**REQUIREMENTS:** Below you will find a set of lines. Repeat them all exactly.

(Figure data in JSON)
----------------

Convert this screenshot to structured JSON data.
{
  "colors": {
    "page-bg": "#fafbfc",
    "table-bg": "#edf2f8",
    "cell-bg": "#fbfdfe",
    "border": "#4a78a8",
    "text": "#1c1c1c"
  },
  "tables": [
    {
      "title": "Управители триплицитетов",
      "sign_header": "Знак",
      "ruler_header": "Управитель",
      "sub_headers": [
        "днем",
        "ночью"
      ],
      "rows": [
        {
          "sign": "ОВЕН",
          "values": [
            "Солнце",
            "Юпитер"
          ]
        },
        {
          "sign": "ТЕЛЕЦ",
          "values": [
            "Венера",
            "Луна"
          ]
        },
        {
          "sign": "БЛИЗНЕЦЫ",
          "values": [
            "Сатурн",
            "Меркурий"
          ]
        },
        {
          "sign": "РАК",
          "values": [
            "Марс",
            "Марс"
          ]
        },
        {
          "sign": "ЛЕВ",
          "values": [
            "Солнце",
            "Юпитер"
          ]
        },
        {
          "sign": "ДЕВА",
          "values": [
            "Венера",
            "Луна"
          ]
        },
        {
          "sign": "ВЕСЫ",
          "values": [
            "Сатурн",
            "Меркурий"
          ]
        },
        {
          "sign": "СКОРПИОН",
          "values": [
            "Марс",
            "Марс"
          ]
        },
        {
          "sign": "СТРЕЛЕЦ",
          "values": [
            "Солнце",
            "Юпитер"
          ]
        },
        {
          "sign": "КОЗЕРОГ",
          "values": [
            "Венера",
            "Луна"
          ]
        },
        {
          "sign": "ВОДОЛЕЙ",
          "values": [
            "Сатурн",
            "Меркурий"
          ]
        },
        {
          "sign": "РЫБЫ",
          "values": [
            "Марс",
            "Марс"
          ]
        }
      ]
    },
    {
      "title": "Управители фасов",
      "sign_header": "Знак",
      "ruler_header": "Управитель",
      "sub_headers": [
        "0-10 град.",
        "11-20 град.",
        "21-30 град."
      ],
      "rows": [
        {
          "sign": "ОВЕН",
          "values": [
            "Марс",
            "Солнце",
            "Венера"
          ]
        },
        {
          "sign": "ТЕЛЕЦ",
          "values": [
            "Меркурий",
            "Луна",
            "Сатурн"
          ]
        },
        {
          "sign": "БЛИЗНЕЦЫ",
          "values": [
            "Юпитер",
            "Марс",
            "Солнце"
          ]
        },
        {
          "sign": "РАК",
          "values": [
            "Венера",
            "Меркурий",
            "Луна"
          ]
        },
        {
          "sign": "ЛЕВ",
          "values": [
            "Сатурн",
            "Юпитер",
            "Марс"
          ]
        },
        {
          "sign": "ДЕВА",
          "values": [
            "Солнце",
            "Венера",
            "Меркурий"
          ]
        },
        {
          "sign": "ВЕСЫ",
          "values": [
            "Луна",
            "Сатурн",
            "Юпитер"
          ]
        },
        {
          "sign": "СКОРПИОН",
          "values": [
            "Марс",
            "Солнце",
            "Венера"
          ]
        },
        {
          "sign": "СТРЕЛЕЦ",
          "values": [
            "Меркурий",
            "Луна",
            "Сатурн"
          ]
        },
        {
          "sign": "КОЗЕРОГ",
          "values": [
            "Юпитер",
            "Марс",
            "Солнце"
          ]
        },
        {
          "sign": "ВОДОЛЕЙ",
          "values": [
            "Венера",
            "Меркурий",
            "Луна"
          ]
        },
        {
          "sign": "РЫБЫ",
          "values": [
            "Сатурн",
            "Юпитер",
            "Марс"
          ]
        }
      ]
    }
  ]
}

----------------

**COMPLETED TASK:**
Convert this screenshot to structured JSON data.
{
  "colors": {
    "page-bg": "#fafbfc",
    "table-bg": "#edf2f8",
    "cell-bg": "#fbfdfe",
    "border": "#4a78a8",
    "text": "#1c1c1c"
  },
  "tables": [
    {
      "title": "Управители триплицитетов",
      "sign_header": "Знак",
      "ruler_header": "Управитель",
      "sub_headers": [
        "днем",
        "ночью"
      ],
      "rows": [
        {
          "sign": "ОВЕН",
          "values": [
            "Солнце",
            "Юпитер"
          ]
        },
        {
          "sign": "ТЕЛЕЦ",
          "values": [
            "Венера",
            "Луна"
          ]
        },
        {
          "sign": "БЛИЗНЕЦЫ",
          "values": [
            "Сатурн",
            "Меркурий"
          ]
        },
        {
          "sign": "РАК",
          "values": [
            "Марс",
            "Марс"
          ]
        },
        {
          "sign": "ЛЕВ",
          "values": [
            "Солнце",
            "Юпитер"
          ]
        },
        {
          "sign": "ДЕВА",
          "values": [
            "Венера",
            "Луна"
          ]
        },
        {
          "sign": "ВЕСЫ",
          "values": [
            "Сатурн",
            "Меркурий"
          ]
        },
        {
          "sign": "СКОРПИОН",
          "values": [
            "Марс",
            "Марс"
          ]
        },
        {
          "sign": "СТРЕЛЕЦ",
          "values": [
            "Солнце",
            "Юпитер"
          ]
        },
        {
          "sign": "КОЗЕРОГ",
          "values": [
            "Венера",
            "Луна"
          ]
        },
        {
          "sign": "ВОДОЛЕЙ",
          "values": [
            "Сатурн",
            "Меркурий"
          ]
        },
        {
          "sign": "РЫБЫ",
          "values": [
            "Марс",
            "Марс"
          ]
        }
      ]
    },
    {
      "title": "Управители фасов",
      "sign_header": "Знак",
      "ruler_header": "Управитель",
      "sub_headers": [
        "0-10 град.",
        "11-20 град.",
        "21-30 град."
      ],
      "rows": [
        {
          "sign": "ОВЕН",
          "values": [
            "Марс",
            "Солнце",
            "Венера"
          ]
        },
        {
          "sign": "ТЕЛЕЦ",
          "values": [
            "Меркурий",
            "Луна",
            "Сатурн"
          ]
        },
        {
          "sign": "БЛИЗНЕЦЫ",
          "values": [
            "Юпитер",
            "Марс",
            "Солнце"
          ]
        },
        {
          "sign": "РАК",
          "values": [
            "Венера",
            "Меркурий",
            "Луна"
          ]
        },
        {
          "sign": "ЛЕВ",
          "values": [
            "Сатурн",
            "Юпитер",
            "Марс"
          ]
        },
        {
          "sign": "ДЕВА",
          "values": [
            "Солнце",
            "Венера",
            "Меркурий"
          ]
        },
        {
          "sign": "ВЕСЫ",
          "values": [
            "Луна",
            "Сатурн",
            "Юпитер"
          ]
        },
        {
          "sign": "СКОРПИОН",
          "values": [
            "Марс",
            "Солнце",
            "Венера"
          ]
        },
        {
          "sign": "СТРЕЛЕЦ",
          "values": [
            "Меркурий",
            "Луна",
            "Сатурн"
          ]
        },
        {
          "sign": "КОЗЕРОГ",
          "values": [
            "Юпитер",
            "Марс",
            "Солнце"
          ]
        },
        {
          "sign": "ВОДОЛЕЙ",
          "values": [
            "Венера",
            "Меркурий",
            "Луна"
          ]
        },
        {
          "sign": "РЫБЫ",
          "values": [
            "Сатурн",
            "Юпитер",
            "Марс"
          ]
        }
      ]
    }
  ]
}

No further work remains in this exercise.